◆ **SHORT TASK**
Print out the material that follows word for word.

◆ **DATA ROWS**
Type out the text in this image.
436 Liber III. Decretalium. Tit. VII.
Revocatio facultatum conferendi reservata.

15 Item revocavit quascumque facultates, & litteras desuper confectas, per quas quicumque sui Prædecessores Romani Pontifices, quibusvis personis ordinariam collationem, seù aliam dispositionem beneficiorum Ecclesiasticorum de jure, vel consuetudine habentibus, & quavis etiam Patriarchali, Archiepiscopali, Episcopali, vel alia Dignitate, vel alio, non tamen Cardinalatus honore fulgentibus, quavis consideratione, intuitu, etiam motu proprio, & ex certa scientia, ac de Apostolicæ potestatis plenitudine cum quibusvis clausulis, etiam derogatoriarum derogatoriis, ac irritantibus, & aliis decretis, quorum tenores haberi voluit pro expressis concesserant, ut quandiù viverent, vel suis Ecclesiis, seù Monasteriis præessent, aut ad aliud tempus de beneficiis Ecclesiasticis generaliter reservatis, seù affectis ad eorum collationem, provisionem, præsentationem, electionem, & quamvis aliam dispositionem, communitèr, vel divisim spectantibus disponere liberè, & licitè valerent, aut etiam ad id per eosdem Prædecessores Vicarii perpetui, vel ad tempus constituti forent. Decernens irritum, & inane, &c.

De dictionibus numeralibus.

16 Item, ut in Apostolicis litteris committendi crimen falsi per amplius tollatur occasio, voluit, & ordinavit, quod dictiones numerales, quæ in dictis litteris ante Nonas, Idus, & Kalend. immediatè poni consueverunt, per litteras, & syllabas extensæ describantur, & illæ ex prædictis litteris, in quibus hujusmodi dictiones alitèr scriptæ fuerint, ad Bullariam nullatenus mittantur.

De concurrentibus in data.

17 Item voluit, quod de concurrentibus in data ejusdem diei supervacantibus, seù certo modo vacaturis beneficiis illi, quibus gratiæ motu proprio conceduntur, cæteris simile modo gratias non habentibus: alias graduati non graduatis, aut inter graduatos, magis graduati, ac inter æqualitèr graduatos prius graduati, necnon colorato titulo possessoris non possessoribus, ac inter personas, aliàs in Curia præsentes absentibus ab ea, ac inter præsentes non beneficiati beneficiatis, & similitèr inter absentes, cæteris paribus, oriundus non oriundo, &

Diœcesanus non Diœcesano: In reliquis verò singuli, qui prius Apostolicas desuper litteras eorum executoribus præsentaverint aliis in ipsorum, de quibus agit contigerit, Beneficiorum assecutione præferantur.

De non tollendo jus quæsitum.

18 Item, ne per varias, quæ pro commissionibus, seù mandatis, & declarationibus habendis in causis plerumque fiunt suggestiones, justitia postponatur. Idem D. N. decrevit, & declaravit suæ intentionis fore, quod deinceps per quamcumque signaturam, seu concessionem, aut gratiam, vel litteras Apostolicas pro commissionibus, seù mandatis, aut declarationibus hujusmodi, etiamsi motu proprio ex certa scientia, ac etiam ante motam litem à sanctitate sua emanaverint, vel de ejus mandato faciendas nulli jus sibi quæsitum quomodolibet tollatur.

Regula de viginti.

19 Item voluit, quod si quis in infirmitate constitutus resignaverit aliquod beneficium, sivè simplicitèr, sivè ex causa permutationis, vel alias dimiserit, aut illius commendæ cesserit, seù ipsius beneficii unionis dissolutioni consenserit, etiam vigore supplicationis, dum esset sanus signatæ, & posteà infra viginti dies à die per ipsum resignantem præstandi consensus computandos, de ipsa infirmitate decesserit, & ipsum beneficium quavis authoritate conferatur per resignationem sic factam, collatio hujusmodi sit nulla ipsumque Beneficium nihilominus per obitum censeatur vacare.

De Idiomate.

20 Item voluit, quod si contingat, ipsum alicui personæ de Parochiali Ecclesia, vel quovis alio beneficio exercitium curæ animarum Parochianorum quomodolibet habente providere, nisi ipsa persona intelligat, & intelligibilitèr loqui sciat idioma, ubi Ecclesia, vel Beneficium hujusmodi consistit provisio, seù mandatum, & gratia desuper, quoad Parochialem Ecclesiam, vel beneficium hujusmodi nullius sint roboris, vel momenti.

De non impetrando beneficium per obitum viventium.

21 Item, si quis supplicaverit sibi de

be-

◆ **RESULT FOR THIS EXERCISE**
Type out the text in this image.
436 Liber III. Decretalium. Tit. VII.
Revocatio facultatum conferendi reservata.

15 Item revocavit quascumque facultates, & litteras desuper confectas, per quas quicumque sui Prædecessores Romani Pontifices, quibusvis personis ordinariam collationem, seù aliam dispositionem beneficiorum Ecclesiasticorum de jure, vel consuetudine habentibus, & quavis etiam Patriarchali, Archiepiscopali, Episcopali, vel alia Dignitate, vel alio, non tamen Cardinalatus honore fulgentibus, quavis consideratione, intuitu, etiam motu proprio, & ex certa scientia, ac de Apostolicæ potestatis plenitudine cum quibusvis clausulis, etiam derogatoriarum derogatoriis, ac irritantibus, & aliis decretis, quorum tenores haberi voluit pro expressis concesserant, ut quandiù viverent, vel suis Ecclesiis, seù Monasteriis præessent, aut ad aliud tempus de beneficiis Ecclesiasticis generaliter reservatis, seù affectis ad eorum collationem, provisionem, præsentationem, electionem, & quamvis aliam dispositionem, communitèr, vel divisim spectantibus disponere liberè, & licitè valerent, aut etiam ad id per eosdem Prædecessores Vicarii perpetui, vel ad tempus constituti forent. Decernens irritum, & inane, &c.

De dictionibus numeralibus.

16 Item, ut in Apostolicis litteris committendi crimen falsi per amplius tollatur occasio, voluit, & ordinavit, quod dictiones numerales, quæ in dictis litteris ante Nonas, Idus, & Kalend. immediatè poni consueverunt, per litteras, & syllabas extensæ describantur, & illæ ex prædictis litteris, in quibus hujusmodi dictiones alitèr scriptæ fuerint, ad Bullariam nullatenus mittantur.

De concurrentibus in data.

17 Item voluit, quod de concurrentibus in data ejusdem diei supervacantibus, seù certo modo vacaturis beneficiis illi, quibus gratiæ motu proprio conceduntur, cæteris simile modo gratias non habentibus: alias graduati non graduatis, aut inter graduatos, magis graduati, ac inter æqualitèr graduatos prius graduati, necnon colorato titulo possessoris non possessoribus, ac inter personas, aliàs in Curia præsentes absentibus ab ea, ac inter præsentes non beneficiati beneficiatis, & similitèr inter absentes, cæteris paribus, oriundus non oriundo, &

Diœcesanus non Diœcesano: In reliquis verò singuli, qui prius Apostolicas desuper litteras eorum executoribus præsentaverint aliis in ipsorum, de quibus agit contigerit, Beneficiorum assecutione præferantur.

De non tollendo jus quæsitum.

18 Item, ne per varias, quæ pro commissionibus, seù mandatis, & declarationibus habendis in causis plerumque fiunt suggestiones, justitia postponatur. Idem D. N. decrevit, & declaravit suæ intentionis fore, quod deinceps per quamcumque signaturam, seu concessionem, aut gratiam, vel litteras Apostolicas pro commissionibus, seù mandatis, aut declarationibus hujusmodi, etiamsi motu proprio ex certa scientia, ac etiam ante motam litem à sanctitate sua emanaverint, vel de ejus mandato faciendas nulli jus sibi quæsitum quomodolibet tollatur.

Regula de viginti.

19 Item voluit, quod si quis in infirmitate constitutus resignaverit aliquod beneficium, sivè simplicitèr, sivè ex causa permutationis, vel alias dimiserit, aut illius commendæ cesserit, seù ipsius beneficii unionis dissolutioni consenserit, etiam vigore supplicationis, dum esset sanus signatæ, & posteà infra viginti dies à die per ipsum resignantem præstandi consensus computandos, de ipsa infirmitate decesserit, & ipsum beneficium quavis authoritate conferatur per resignationem sic factam, collatio hujusmodi sit nulla ipsumque Beneficium nihilominus per obitum censeatur vacare.

De Idiomate.

20 Item voluit, quod si contingat, ipsum alicui personæ de Parochiali Ecclesia, vel quovis alio beneficio exercitium curæ animarum Parochianorum quomodolibet habente providere, nisi ipsa persona intelligat, & intelligibilitèr loqui sciat idioma, ubi Ecclesia, vel Beneficium hujusmodi consistit provisio, seù mandatum, & gratia desuper, quoad Parochialem Ecclesiam, vel beneficium hujusmodi nullius sint roboris, vel momenti.

De non impetrando beneficium per obitum viventium.

21 Item, si quis supplicaverit sibi de

be-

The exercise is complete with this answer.